## What you should do
Word for word, give the material below again, minus any images.
◇ ◇ ◇ ◇ ◇ ◇ ◇
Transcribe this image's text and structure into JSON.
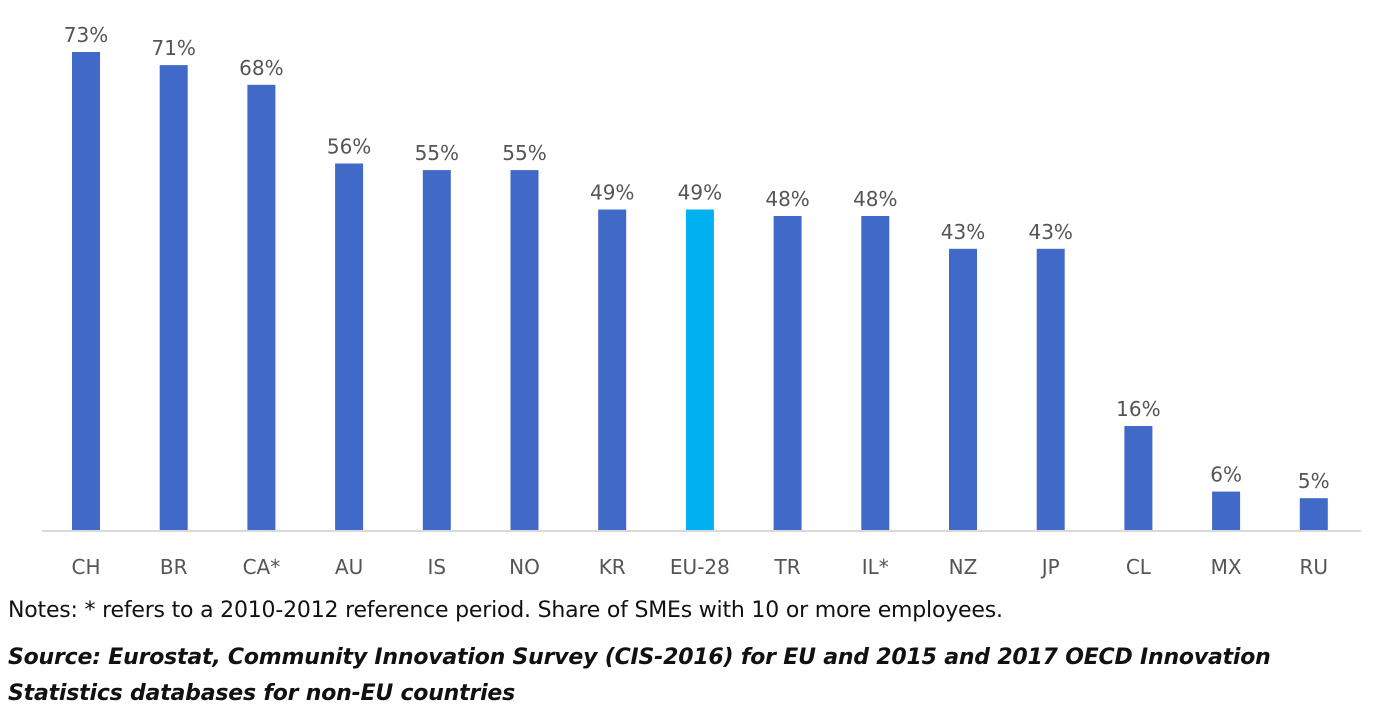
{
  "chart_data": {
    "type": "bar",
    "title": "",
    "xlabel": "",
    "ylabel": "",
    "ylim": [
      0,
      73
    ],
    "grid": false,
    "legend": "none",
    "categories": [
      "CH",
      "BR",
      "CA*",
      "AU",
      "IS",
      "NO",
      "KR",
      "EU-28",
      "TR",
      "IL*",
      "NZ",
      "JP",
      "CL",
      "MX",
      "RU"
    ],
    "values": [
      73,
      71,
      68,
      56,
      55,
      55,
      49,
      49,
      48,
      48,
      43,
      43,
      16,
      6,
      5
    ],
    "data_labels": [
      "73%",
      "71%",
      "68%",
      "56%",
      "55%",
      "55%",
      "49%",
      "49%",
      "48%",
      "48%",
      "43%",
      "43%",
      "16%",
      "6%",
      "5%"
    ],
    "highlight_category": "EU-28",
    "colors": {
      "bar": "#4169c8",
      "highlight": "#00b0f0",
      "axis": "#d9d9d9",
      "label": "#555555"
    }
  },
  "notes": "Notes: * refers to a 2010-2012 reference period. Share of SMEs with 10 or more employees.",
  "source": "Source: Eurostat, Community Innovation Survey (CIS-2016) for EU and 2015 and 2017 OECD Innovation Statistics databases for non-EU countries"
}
◇ ◇ ◇ ◇ ◇ ◇ ◇
## Output of the exercise
Transcribe this image's text and structure into JSON.
{
  "chart_data": {
    "type": "bar",
    "title": "",
    "xlabel": "",
    "ylabel": "",
    "ylim": [
      0,
      73
    ],
    "grid": false,
    "legend": "none",
    "categories": [
      "CH",
      "BR",
      "CA*",
      "AU",
      "IS",
      "NO",
      "KR",
      "EU-28",
      "TR",
      "IL*",
      "NZ",
      "JP",
      "CL",
      "MX",
      "RU"
    ],
    "values": [
      73,
      71,
      68,
      56,
      55,
      55,
      49,
      49,
      48,
      48,
      43,
      43,
      16,
      6,
      5
    ],
    "data_labels": [
      "73%",
      "71%",
      "68%",
      "56%",
      "55%",
      "55%",
      "49%",
      "49%",
      "48%",
      "48%",
      "43%",
      "43%",
      "16%",
      "6%",
      "5%"
    ],
    "highlight_category": "EU-28",
    "colors": {
      "bar": "#4169c8",
      "highlight": "#00b0f0",
      "axis": "#d9d9d9",
      "label": "#555555"
    }
  },
  "notes": "Notes: * refers to a 2010-2012 reference period. Share of SMEs with 10 or more employees.",
  "source": "Source: Eurostat, Community Innovation Survey (CIS-2016) for EU and 2015 and 2017 OECD Innovation Statistics databases for non-EU countries"
}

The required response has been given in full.